THE DATA.

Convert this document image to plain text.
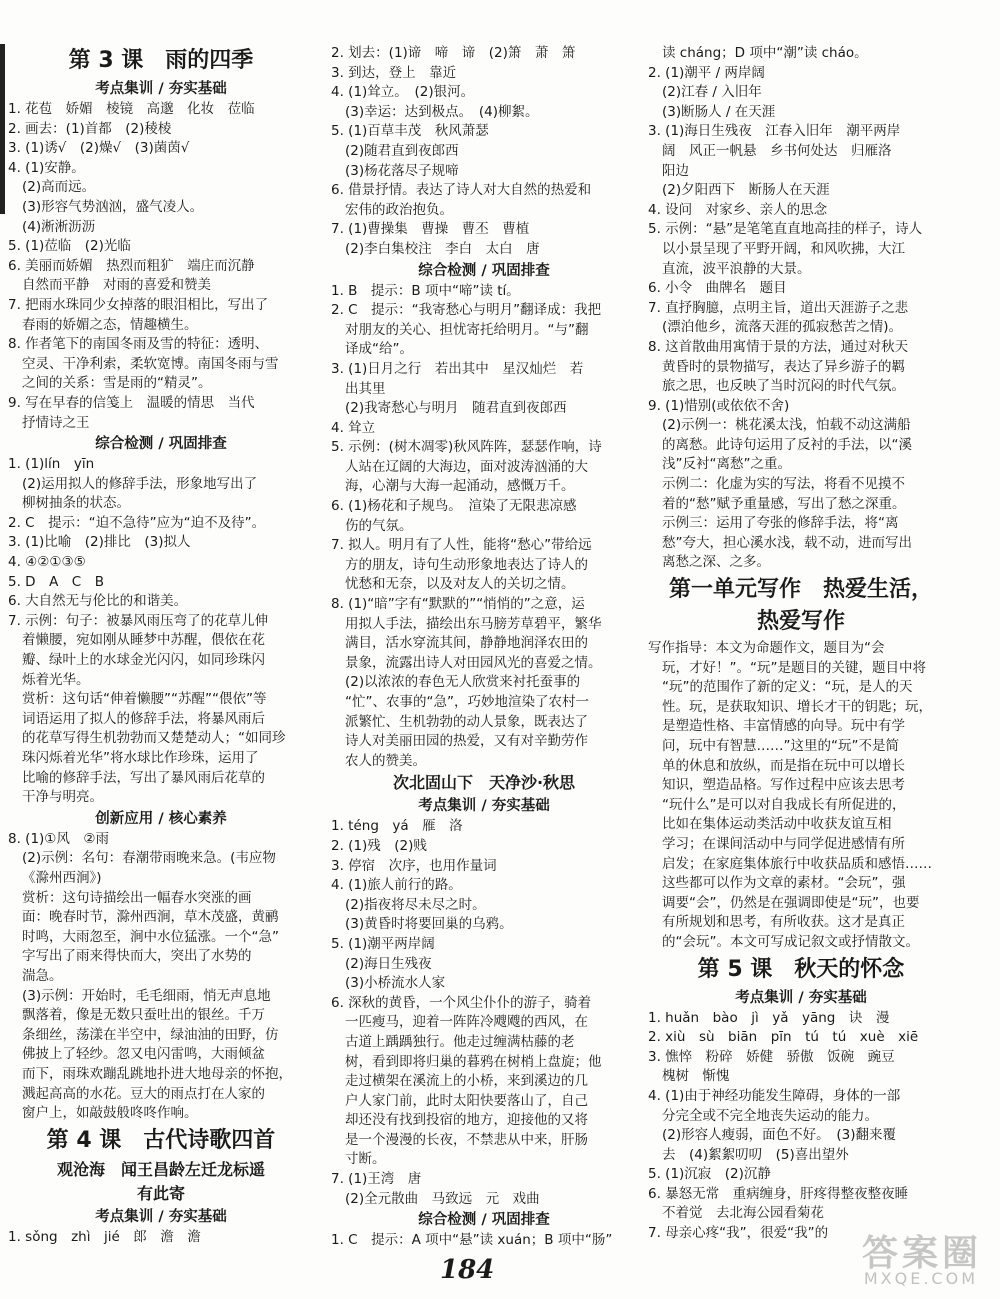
第 3 课　雨的四季
考点集训 / 夯实基础
1. 花苞　娇媚　棱镜　高邈　化妆　莅临
2. 画去：(1)首都　(2)稜棱
3. (1)诱√　(2)燥√　(3)菌茵√
4. (1)安静。
(2)高而远。
(3)形容气势汹汹，盛气凌人。
(4)淅淅沥沥
5. (1)莅临　(2)光临
6. 美丽而娇媚　热烈而粗犷　端庄而沉静
自然而平静　对雨的喜爱和赞美
7. 把雨水珠同少女掉落的眼泪相比，写出了
春雨的娇媚之态，情趣横生。
8. 作者笔下的南国冬雨及雪的特征：透明、
空灵、干净利索，柔软宽博。南国冬雨与雪
之间的关系：雪是雨的“精灵”。
9. 写在早春的信笺上　温暖的情思　当代
抒情诗之王
综合检测 / 巩固排查
1. (1)lín　yīn
(2)运用拟人的修辞手法，形象地写出了
柳树抽条的状态。
2. C　提示：“迫不急待”应为“迫不及待”。
3. (1)比喻　(2)排比　(3)拟人
4. ④②①③⑤
5. D　A　C　B
6. 大自然无与伦比的和谐美。
7. 示例：句子：被暴风雨压弯了的花草儿伸
着懒腰，宛如刚从睡梦中苏醒，偎依在花
瓣、绿叶上的水球金光闪闪，如同珍珠闪
烁着光华。
赏析：这句话“伸着懒腰”“苏醒”“偎依”等
词语运用了拟人的修辞手法，将暴风雨后
的花草写得生机勃勃而又楚楚动人；“如同珍
珠闪烁着光华”将水球比作珍珠，运用了
比喻的修辞手法，写出了暴风雨后花草的
干净与明亮。
创新应用 / 核心素养
8. (1)①风　②雨
(2)示例：名句：春潮带雨晚来急。(韦应物
《滁州西涧》)
赏析：这句诗描绘出一幅春水突涨的画
面：晚春时节，滁州西涧，草木茂盛，黄鹂
时鸣，大雨忽至，涧中水位猛涨。一个“急”
字写出了雨来得快而大，突出了水势的
湍急。
(3)示例：开始时，毛毛细雨，悄无声息地
飘落着，像是无数只蚕吐出的银丝。千万
条细丝，荡漾在半空中，绿油油的田野，仿
佛披上了轻纱。忽又电闪雷鸣，大雨倾盆
而下，雨珠欢蹦乱跳地扑进大地母亲的怀抱，
溅起高高的水花。豆大的雨点打在人家的
窗户上，如敲鼓般咚咚作响。
第 4 课　古代诗歌四首
观沧海　闻王昌龄左迁龙标遥
有此寄
考点集训 / 夯实基础
1. sǒng　zhì　jié　郎　澹　澹
2. 划去：(1)谛　啼　谛　(2)箫　萧　箫
3. 到达，登上　靠近
4. (1)耸立。　(2)银河。
(3)幸运：达到极点。　(4)柳絮。
5. (1)百草丰茂　秋风萧瑟
(2)随君直到夜郎西
(3)杨花落尽子规啼
6. 借景抒情。表达了诗人对大自然的热爱和
宏伟的政治抱负。
7. (1)曹操集　曹操　曹丕　曹植
(2)李白集校注　李白　太白　唐
综合检测 / 巩固排查
1. B　提示：B 项中“啼”读 tí。
2. C　提示：“我寄愁心与明月”翻译成：我把
对朋友的关心、担忧寄托给明月。“与”翻
译成“给”。
3. (1)日月之行　若出其中　星汉灿烂　若
出其里
(2)我寄愁心与明月　随君直到夜郎西
4. 耸立
5. 示例：(树木凋零)秋风阵阵，瑟瑟作响，诗
人站在辽阔的大海边，面对波涛汹涌的大
海，心潮与大海一起涌动，感慨万千。
6. (1)杨花和子规鸟。　渲染了无限悲凉感
伤的气氛。
7. 拟人。明月有了人性，能将“愁心”带给远
方的朋友，诗句生动形象地表达了诗人的
忧愁和无奈，以及对友人的关切之情。
8. (1)“暗”字有“默默的”“悄悄的”之意，运
用拟人手法，描绘出东马膀芳草碧平，繁华
满目，活水穿流其间，静静地润泽农田的
景象，流露出诗人对田园风光的喜爱之情。
(2)以浓浓的春色无人欣赏来衬托蚕事的
“忙”、农事的“急”，巧妙地渲染了农村一
派繁忙、生机勃勃的动人景象，既表达了
诗人对美丽田园的热爱，又有对辛勤劳作
农人的赞美。
次北固山下　天净沙·秋思
考点集训 / 夯实基础
1. téng　yá　雁　洛
2. (1)残　(2)贱
3. 停宿　次序，也用作量词
4. (1)旅人前行的路。
(2)指夜将尽未尽之时。
(3)黄昏时将要回巢的乌鸦。
5. (1)潮平两岸阔
(2)海日生残夜
(3)小桥流水人家
6. 深秋的黄昏，一个风尘仆仆的游子，骑着
一匹瘦马，迎着一阵阵冷飕飕的西风，在
古道上踽踽独行。他走过缠满枯藤的老
树，看到即将归巢的暮鸦在树梢上盘旋；他
走过横架在溪流上的小桥，来到溪边的几
户人家门前，此时太阳快要落山了，自己
却还没有找到投宿的地方，迎接他的又将
是一个漫漫的长夜，不禁悲从中来，肝肠
寸断。
7. (1)王湾　唐
(2)全元散曲　马致远　元　戏曲
综合检测 / 巩固排查
1. C　提示：A 项中“悬”读 xuán；B 项中“肠”
读 cháng；D 项中“潮”读 cháo。
2. (1)潮平 / 两岸阔
(2)江春 / 入旧年
(3)断肠人 / 在天涯
3. (1)海日生残夜　江春入旧年　潮平两岸
阔　风正一帆悬　乡书何处达　归雁洛
阳边
(2)夕阳西下　断肠人在天涯
4. 设问　对家乡、亲人的思念
5. 示例：“悬”是笔笔直直地高挂的样子，诗人
以小景呈现了平野开阔，和风吹拂，大江
直流，波平浪静的大景。
6. 小令　曲牌名　题目
7. 直抒胸臆，点明主旨，道出天涯游子之悲
(漂泊他乡，流落天涯的孤寂愁苦之情)。
8. 这首散曲用寓情于景的方法，通过对秋天
黄昏时的景物描写，表达了异乡游子的羁
旅之思，也反映了当时沉闷的时代气氛。
9. (1)惜别(或依依不舍)
(2)示例一：桃花溪太浅，怕载不动这满船
的离愁。此诗句运用了反衬的手法，以“溪
浅”反衬“离愁”之重。
示例二：化虚为实的写法，将看不见摸不
着的“愁”赋予重量感，写出了愁之深重。
示例三：运用了夸张的修辞手法，将“离
愁”夸大，担心溪水浅，载不动，进而写出
离愁之深、之多。
第一单元写作　热爱生活，
热爱写作
写作指导：本文为命题作文，题目为“会
玩，才好！”。“玩”是题目的关键，题目中将
“玩”的范围作了新的定义：“玩，是人的天
性。玩，是获取知识、增长才干的钥匙；玩，
是塑造性格、丰富情感的向导。玩中有学
问，玩中有智慧……”这里的“玩”不是简
单的休息和放纵，而是指在玩中可以增长
知识，塑造品格。写作过程中应该去思考
“玩什么”是可以对自我成长有所促进的，
比如在集体运动类活动中收获友谊互相
学习；在课间活动中与同学促进感情有所
启发；在家庭集体旅行中收获品质和感悟……
这些都可以作为文章的素材。“会玩”，强
调要“会”，仍然是在强调即使是“玩”，也要
有所规划和思考，有所收获。这才是真正
的“会玩”。本文可写成记叙文或抒情散文。
第 5 课　秋天的怀念
考点集训 / 夯实基础
1. huǎn　bào　jì　yǎ　yāng　诀　漫
2. xiù　sù　biān　pīn　tú　tú　xuè　xiē
3. 憔悴　粉碎　娇健　骄傲　饭碗　豌豆
槐树　惭愧
4. (1)由于神经功能发生障碍，身体的一部
分完全或不完全地丧失运动的能力。
(2)形容人瘦弱，面色不好。　(3)翻来覆
去　(4)絮絮叨叨　(5)喜出望外
5. (1)沉寂　(2)沉静
6. 暴怒无常　重病缠身，肝疼得整夜整夜睡
不着觉　去北海公园看菊花
7. 母亲心疼“我”，很爱“我”的
184	答案圈
MXQE.COM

WHAT TO DO.
Copy out every line where the word "我寄愁心与明月" occurs.

WORKED ANSWER.
2. C　提示：“我寄愁心与明月”翻译成：我把
(2)我寄愁心与明月　随君直到夜郎西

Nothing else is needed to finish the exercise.